● PROBLEM DETAILS:
Please write out the material that follows, exactly as it stands.

Stored entries:
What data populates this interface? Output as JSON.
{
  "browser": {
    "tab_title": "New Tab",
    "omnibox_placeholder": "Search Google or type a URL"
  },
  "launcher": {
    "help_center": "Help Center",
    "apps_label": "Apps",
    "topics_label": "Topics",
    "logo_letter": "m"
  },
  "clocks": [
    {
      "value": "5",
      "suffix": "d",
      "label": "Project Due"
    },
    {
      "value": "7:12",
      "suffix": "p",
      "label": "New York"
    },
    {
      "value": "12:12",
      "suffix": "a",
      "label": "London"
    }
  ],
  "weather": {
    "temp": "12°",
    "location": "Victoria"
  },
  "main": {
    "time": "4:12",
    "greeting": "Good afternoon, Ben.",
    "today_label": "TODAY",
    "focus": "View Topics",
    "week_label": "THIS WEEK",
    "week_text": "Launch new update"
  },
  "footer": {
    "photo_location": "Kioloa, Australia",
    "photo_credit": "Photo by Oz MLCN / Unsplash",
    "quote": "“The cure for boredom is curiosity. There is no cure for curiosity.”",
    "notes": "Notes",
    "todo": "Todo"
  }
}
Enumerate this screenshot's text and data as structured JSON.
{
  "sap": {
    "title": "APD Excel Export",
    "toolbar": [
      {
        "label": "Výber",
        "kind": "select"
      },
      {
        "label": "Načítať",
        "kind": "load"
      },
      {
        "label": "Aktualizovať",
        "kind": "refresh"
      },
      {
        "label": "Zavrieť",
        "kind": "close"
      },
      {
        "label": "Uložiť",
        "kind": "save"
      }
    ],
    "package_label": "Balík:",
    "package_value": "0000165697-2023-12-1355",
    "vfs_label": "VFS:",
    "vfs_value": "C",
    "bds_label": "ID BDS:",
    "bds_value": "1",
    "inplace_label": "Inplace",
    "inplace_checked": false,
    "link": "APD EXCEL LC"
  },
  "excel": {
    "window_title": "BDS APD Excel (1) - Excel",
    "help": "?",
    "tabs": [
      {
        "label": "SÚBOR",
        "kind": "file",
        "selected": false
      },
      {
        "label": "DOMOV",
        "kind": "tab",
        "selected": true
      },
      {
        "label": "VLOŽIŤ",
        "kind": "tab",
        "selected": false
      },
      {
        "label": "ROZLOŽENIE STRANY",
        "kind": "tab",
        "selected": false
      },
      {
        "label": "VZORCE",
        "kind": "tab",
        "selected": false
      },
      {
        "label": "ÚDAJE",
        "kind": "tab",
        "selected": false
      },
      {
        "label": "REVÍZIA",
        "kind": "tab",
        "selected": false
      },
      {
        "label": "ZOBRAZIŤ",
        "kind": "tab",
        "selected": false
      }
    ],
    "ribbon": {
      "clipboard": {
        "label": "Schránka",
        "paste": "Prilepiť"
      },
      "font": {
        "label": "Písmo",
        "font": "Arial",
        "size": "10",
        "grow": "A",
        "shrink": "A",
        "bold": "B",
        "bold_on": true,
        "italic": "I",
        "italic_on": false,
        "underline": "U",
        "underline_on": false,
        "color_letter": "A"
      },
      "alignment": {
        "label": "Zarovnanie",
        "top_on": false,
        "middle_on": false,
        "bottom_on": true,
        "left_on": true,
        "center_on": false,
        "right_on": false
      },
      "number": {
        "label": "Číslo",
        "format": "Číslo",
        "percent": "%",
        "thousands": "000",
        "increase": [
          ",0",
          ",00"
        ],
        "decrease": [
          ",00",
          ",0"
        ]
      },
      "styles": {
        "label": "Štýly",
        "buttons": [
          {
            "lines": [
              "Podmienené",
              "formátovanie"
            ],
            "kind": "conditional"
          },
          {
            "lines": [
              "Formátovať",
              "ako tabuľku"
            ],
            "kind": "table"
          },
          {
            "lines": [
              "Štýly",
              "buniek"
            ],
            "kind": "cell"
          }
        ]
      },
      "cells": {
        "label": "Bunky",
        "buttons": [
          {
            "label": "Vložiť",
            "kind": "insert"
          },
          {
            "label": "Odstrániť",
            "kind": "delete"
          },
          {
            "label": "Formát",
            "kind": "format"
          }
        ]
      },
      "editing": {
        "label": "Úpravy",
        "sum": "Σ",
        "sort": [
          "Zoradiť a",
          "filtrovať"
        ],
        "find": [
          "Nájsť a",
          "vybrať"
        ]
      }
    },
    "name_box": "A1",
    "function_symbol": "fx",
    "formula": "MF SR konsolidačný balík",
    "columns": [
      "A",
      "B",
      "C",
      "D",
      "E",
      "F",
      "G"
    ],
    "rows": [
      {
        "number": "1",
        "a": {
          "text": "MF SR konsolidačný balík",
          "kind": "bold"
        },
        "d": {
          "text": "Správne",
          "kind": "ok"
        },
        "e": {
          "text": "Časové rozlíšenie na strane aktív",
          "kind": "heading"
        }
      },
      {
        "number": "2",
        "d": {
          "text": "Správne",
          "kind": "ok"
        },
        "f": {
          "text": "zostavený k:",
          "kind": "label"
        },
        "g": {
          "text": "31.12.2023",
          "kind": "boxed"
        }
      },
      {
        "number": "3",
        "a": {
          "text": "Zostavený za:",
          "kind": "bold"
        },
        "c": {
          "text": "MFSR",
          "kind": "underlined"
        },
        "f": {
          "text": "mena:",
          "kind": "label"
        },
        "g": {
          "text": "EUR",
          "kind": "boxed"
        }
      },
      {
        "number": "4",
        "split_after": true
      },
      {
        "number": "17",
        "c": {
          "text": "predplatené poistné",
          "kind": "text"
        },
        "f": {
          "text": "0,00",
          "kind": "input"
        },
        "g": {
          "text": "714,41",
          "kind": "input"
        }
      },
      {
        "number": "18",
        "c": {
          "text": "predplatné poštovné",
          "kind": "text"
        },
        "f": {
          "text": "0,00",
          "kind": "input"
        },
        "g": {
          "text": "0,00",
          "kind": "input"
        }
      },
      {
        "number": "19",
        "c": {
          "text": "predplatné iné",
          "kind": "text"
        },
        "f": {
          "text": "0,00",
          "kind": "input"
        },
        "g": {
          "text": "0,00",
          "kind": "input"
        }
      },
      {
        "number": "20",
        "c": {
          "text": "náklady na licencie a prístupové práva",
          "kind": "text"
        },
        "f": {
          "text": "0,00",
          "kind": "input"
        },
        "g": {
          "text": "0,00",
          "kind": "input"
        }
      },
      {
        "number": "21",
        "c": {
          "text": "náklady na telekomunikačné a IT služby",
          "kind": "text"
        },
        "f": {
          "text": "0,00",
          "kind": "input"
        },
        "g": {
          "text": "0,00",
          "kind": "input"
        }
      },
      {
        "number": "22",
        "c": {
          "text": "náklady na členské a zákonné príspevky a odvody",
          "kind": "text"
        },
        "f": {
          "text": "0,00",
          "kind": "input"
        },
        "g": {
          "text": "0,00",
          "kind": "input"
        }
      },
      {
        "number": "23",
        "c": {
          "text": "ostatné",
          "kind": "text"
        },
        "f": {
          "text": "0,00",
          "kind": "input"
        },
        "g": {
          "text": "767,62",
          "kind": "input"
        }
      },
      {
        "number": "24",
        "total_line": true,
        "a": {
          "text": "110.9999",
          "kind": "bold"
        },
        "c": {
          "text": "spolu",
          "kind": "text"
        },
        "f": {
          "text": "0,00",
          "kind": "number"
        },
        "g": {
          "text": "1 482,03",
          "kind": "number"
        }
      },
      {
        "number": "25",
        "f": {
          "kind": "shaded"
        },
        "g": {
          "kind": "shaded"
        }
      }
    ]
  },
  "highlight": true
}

● RESULT BELOW:
What data populates this interface? Output as JSON.
{
  "browser": {
    "tab_title": "New Tab",
    "omnibox_placeholder": "Search Google or type a URL"
  },
  "launcher": {
    "help_center": "Help Center",
    "apps_label": "Apps",
    "topics_label": "Topics",
    "logo_letter": "m"
  },
  "clocks": [
    {
      "value": "5",
      "suffix": "d",
      "label": "Project Due"
    },
    {
      "value": "7:12",
      "suffix": "p",
      "label": "New York"
    },
    {
      "value": "12:12",
      "suffix": "a",
      "label": "London"
    }
  ],
  "weather": {
    "temp": "12°",
    "location": "Victoria"
  },
  "main": {
    "time": "4:12",
    "greeting": "Good afternoon, Ben.",
    "today_label": "TODAY",
    "focus": "View Topics",
    "week_label": "THIS WEEK",
    "week_text": "Launch new update"
  },
  "footer": {
    "photo_location": "Kioloa, Australia",
    "photo_credit": "Photo by Oz MLCN / Unsplash",
    "quote": "“The cure for boredom is curiosity. There is no cure for curiosity.”",
    "notes": "Notes",
    "todo": "Todo"
  }
}
Enumerate this screenshot's text and data as structured JSON.
{
  "sap": {
    "title": "APD Excel Export",
    "toolbar": [
      {
        "label": "Výber",
        "kind": "select"
      },
      {
        "label": "Načítať",
        "kind": "load"
      },
      {
        "label": "Aktualizovať",
        "kind": "refresh"
      },
      {
        "label": "Zavrieť",
        "kind": "close"
      },
      {
        "label": "Uložiť",
        "kind": "save"
      }
    ],
    "package_label": "Balík:",
    "package_value": "0000165697-2023-12-1355",
    "vfs_label": "VFS:",
    "vfs_value": "C",
    "bds_label": "ID BDS:",
    "bds_value": "1",
    "inplace_label": "Inplace",
    "inplace_checked": false,
    "link": "APD EXCEL LC"
  },
  "excel": {
    "window_title": "BDS APD Excel (1) - Excel",
    "help": "?",
    "tabs": [
      {
        "label": "SÚBOR",
        "kind": "file",
        "selected": false
      },
      {
        "label": "DOMOV",
        "kind": "tab",
        "selected": true
      },
      {
        "label": "VLOŽIŤ",
        "kind": "tab",
        "selected": false
      },
      {
        "label": "ROZLOŽENIE STRANY",
        "kind": "tab",
        "selected": false
      },
      {
        "label": "VZORCE",
        "kind": "tab",
        "selected": false
      },
      {
        "label": "ÚDAJE",
        "kind": "tab",
        "selected": false
      },
      {
        "label": "REVÍZIA",
        "kind": "tab",
        "selected": false
      },
      {
        "label": "ZOBRAZIŤ",
        "kind": "tab",
        "selected": false
      }
    ],
    "ribbon": {
      "clipboard": {
        "label": "Schránka",
        "paste": "Prilepiť"
      },
      "font": {
        "label": "Písmo",
        "font": "Arial",
        "size": "10",
        "grow": "A",
        "shrink": "A",
        "bold": "B",
        "bold_on": true,
        "italic": "I",
        "italic_on": false,
        "underline": "U",
        "underline_on": false,
        "color_letter": "A"
      },
      "alignment": {
        "label": "Zarovnanie",
        "top_on": false,
        "middle_on": false,
        "bottom_on": true,
        "left_on": true,
        "center_on": false,
        "right_on": false
      },
      "number": {
        "label": "Číslo",
        "format": "Číslo",
        "percent": "%",
        "thousands": "000",
        "increase": [
          ",0",
          ",00"
        ],
        "decrease": [
          ",00",
          ",0"
        ]
      },
      "styles": {
        "label": "Štýly",
        "buttons": [
          {
            "lines": [
              "Podmienené",
              "formátovanie"
            ],
            "kind": "conditional"
          },
          {
            "lines": [
              "Formátovať",
              "ako tabuľku"
            ],
            "kind": "table"
          },
          {
            "lines": [
              "Štýly",
              "buniek"
            ],
            "kind": "cell"
          }
        ]
      },
      "cells": {
        "label": "Bunky",
        "buttons": [
          {
            "label": "Vložiť",
            "kind": "insert"
          },
          {
            "label": "Odstrániť",
            "kind": "delete"
          },
          {
            "label": "Formát",
            "kind": "format"
          }
        ]
      },
      "editing": {
        "label": "Úpravy",
        "sum": "Σ",
        "sort": [
          "Zoradiť a",
          "filtrovať"
        ],
        "find": [
          "Nájsť a",
          "vybrať"
        ]
      }
    },
    "name_box": "A1",
    "function_symbol": "fx",
    "formula": "MF SR konsolidačný balík",
    "columns": [
      "A",
      "B",
      "C",
      "D",
      "E",
      "F",
      "G"
    ],
    "rows": [
      {
        "number": "1",
        "a": {
          "text": "MF SR konsolidačný balík",
          "kind": "bold"
        },
        "d": {
          "text": "Správne",
          "kind": "ok"
        },
        "e": {
          "text": "Časové rozlíšenie na strane aktív",
          "kind": "heading"
        }
      },
      {
        "number": "2",
        "d": {
          "text": "Správne",
          "kind": "ok"
        },
        "f": {
          "text": "zostavený k:",
          "kind": "label"
        },
        "g": {
          "text": "31.12.2023",
          "kind": "boxed"
        }
      },
      {
        "number": "3",
        "a": {
          "text": "Zostavený za:",
          "kind": "bold"
        },
        "c": {
          "text": "MFSR",
          "kind": "underlined"
        },
        "f": {
          "text": "mena:",
          "kind": "label"
        },
        "g": {
          "text": "EUR",
          "kind": "boxed"
        }
      },
      {
        "number": "4",
        "split_after": true
      },
      {
        "number": "17",
        "c": {
          "text": "predplatené poistné",
          "kind": "text"
        },
        "f": {
          "text": "0,00",
          "kind": "input"
        },
        "g": {
          "text": "714,41",
          "kind": "input"
        }
      },
      {
        "number": "18",
        "c": {
          "text": "predplatné poštovné",
          "kind": "text"
        },
        "f": {
          "text": "0,00",
          "kind": "input"
        },
        "g": {
          "text": "0,00",
          "kind": "input"
        }
      },
      {
        "number": "19",
        "c": {
          "text": "predplatné iné",
          "kind": "text"
        },
        "f": {
          "text": "0,00",
          "kind": "input"
        },
        "g": {
          "text": "0,00",
          "kind": "input"
        }
      },
      {
        "number": "20",
        "c": {
          "text": "náklady na licencie a prístupové práva",
          "kind": "text"
        },
        "f": {
          "text": "0,00",
          "kind": "input"
        },
        "g": {
          "text": "0,00",
          "kind": "input"
        }
      },
      {
        "number": "21",
        "c": {
          "text": "náklady na telekomunikačné a IT služby",
          "kind": "text"
        },
        "f": {
          "text": "0,00",
          "kind": "input"
        },
        "g": {
          "text": "0,00",
          "kind": "input"
        }
      },
      {
        "number": "22",
        "c": {
          "text": "náklady na členské a zákonné príspevky a odvody",
          "kind": "text"
        },
        "f": {
          "text": "0,00",
          "kind": "input"
        },
        "g": {
          "text": "0,00",
          "kind": "input"
        }
      },
      {
        "number": "23",
        "c": {
          "text": "ostatné",
          "kind": "text"
        },
        "f": {
          "text": "0,00",
          "kind": "input"
        },
        "g": {
          "text": "767,62",
          "kind": "input"
        }
      },
      {
        "number": "24",
        "total_line": true,
        "a": {
          "text": "110.9999",
          "kind": "bold"
        },
        "c": {
          "text": "spolu",
          "kind": "text"
        },
        "f": {
          "text": "0,00",
          "kind": "number"
        },
        "g": {
          "text": "1 482,03",
          "kind": "number"
        }
      },
      {
        "number": "25",
        "f": {
          "kind": "shaded"
        },
        "g": {
          "kind": "shaded"
        }
      }
    ]
  },
  "highlight": true
}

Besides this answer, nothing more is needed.